◆ Task requirements:
List each line in the rows below that contains the string "with", copying every such line in full.

◆ Listed records:
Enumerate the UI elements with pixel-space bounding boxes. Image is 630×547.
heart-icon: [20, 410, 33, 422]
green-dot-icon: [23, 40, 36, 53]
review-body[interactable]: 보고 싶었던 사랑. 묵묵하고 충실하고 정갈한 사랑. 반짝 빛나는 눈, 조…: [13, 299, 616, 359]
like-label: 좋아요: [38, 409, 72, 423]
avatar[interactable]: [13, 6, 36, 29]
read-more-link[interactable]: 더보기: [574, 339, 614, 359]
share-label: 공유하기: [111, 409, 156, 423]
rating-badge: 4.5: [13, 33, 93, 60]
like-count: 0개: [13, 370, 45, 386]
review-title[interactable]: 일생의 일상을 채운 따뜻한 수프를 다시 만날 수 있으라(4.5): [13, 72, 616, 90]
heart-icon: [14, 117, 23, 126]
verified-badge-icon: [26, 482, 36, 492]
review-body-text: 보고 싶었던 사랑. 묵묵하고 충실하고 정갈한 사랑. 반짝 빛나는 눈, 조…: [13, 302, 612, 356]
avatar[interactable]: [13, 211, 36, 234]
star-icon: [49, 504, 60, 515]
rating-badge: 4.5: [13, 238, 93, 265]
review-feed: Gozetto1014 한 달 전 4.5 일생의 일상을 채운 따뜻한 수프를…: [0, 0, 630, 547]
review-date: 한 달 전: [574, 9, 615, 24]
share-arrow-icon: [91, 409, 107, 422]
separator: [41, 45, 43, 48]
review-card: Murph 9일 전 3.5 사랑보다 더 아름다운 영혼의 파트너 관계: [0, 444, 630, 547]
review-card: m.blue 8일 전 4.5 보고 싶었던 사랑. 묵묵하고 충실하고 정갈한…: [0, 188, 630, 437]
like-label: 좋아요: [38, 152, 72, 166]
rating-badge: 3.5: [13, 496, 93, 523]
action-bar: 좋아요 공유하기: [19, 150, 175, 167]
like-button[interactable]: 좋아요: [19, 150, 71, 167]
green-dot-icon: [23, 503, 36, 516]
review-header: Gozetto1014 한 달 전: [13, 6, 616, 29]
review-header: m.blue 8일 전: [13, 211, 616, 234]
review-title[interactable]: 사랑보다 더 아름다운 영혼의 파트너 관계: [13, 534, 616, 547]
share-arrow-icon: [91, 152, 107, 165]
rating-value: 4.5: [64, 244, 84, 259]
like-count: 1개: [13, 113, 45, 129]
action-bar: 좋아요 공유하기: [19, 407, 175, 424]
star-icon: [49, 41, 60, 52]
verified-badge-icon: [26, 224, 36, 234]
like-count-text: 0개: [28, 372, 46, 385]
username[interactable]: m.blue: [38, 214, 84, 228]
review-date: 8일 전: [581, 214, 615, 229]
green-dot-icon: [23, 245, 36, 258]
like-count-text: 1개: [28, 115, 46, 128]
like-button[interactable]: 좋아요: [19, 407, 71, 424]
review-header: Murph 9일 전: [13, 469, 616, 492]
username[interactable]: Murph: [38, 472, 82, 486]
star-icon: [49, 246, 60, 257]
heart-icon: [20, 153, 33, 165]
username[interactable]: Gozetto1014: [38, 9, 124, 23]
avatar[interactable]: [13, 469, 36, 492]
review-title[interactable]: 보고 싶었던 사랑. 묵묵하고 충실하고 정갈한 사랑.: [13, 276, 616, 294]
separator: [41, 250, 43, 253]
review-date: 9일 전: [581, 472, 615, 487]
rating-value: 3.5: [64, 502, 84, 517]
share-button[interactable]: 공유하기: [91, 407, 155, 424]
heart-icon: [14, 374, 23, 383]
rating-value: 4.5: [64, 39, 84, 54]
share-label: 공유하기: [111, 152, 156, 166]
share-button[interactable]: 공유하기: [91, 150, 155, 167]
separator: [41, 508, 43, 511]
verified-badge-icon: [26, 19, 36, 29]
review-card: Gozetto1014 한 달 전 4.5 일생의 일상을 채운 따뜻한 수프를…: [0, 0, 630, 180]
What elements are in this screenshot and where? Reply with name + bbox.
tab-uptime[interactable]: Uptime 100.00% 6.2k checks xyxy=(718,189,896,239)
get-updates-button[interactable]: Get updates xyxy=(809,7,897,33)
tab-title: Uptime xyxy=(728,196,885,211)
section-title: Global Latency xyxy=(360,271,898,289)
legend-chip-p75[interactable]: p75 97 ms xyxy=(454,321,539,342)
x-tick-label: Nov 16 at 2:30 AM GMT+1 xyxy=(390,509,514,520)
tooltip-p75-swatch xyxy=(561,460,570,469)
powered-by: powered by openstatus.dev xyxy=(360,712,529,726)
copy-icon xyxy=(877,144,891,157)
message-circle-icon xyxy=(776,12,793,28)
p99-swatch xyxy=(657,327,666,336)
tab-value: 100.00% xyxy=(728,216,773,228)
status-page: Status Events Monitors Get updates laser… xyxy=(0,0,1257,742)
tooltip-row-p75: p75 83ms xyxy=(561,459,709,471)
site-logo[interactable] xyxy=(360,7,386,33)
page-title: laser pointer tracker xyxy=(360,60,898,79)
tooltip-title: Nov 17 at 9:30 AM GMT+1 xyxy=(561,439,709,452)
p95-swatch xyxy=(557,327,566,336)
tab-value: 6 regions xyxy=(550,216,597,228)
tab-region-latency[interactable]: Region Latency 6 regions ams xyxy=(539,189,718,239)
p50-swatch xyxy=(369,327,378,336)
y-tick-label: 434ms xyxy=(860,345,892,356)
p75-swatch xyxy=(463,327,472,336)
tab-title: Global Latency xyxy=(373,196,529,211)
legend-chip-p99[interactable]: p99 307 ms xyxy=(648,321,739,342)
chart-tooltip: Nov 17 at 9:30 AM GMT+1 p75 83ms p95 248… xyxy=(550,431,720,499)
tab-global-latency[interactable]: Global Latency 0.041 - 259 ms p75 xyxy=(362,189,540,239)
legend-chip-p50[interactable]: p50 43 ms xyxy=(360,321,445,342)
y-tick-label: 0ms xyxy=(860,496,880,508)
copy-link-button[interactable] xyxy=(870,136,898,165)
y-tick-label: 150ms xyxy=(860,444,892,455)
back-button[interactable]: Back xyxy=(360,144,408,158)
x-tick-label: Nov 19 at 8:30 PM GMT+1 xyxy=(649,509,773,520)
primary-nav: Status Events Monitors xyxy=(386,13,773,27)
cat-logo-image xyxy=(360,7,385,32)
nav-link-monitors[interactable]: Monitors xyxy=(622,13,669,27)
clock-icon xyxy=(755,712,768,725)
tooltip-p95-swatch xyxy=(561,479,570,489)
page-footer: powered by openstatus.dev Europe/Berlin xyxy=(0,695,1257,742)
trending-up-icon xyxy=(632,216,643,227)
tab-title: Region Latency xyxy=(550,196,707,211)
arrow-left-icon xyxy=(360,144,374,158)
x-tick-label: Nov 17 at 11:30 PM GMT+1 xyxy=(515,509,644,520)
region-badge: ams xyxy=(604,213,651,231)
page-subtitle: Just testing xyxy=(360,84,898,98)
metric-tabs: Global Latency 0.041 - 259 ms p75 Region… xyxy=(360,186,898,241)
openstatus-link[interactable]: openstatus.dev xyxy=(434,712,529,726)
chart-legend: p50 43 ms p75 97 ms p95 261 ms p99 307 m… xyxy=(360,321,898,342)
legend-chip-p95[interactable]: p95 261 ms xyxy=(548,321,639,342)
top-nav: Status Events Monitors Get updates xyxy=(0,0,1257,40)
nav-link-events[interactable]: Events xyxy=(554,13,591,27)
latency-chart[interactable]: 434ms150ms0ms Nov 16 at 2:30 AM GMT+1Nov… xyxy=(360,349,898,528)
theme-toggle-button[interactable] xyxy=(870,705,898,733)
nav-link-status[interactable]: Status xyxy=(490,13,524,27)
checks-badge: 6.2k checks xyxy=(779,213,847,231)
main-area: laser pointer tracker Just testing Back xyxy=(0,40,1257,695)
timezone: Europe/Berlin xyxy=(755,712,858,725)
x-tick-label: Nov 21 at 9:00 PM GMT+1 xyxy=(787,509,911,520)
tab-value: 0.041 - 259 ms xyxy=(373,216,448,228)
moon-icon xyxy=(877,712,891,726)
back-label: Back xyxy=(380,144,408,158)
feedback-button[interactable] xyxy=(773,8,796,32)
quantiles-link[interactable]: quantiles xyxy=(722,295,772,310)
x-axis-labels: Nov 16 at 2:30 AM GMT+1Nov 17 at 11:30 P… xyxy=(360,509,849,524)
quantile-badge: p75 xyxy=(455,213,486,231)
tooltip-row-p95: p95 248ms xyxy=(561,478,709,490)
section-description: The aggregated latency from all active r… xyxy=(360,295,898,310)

◆ Exercise result:
Enumerate the UI elements with pixel-space bounding boxes. Image is 630×547.
What elements are in this screenshot and where? Reply with name + bbox.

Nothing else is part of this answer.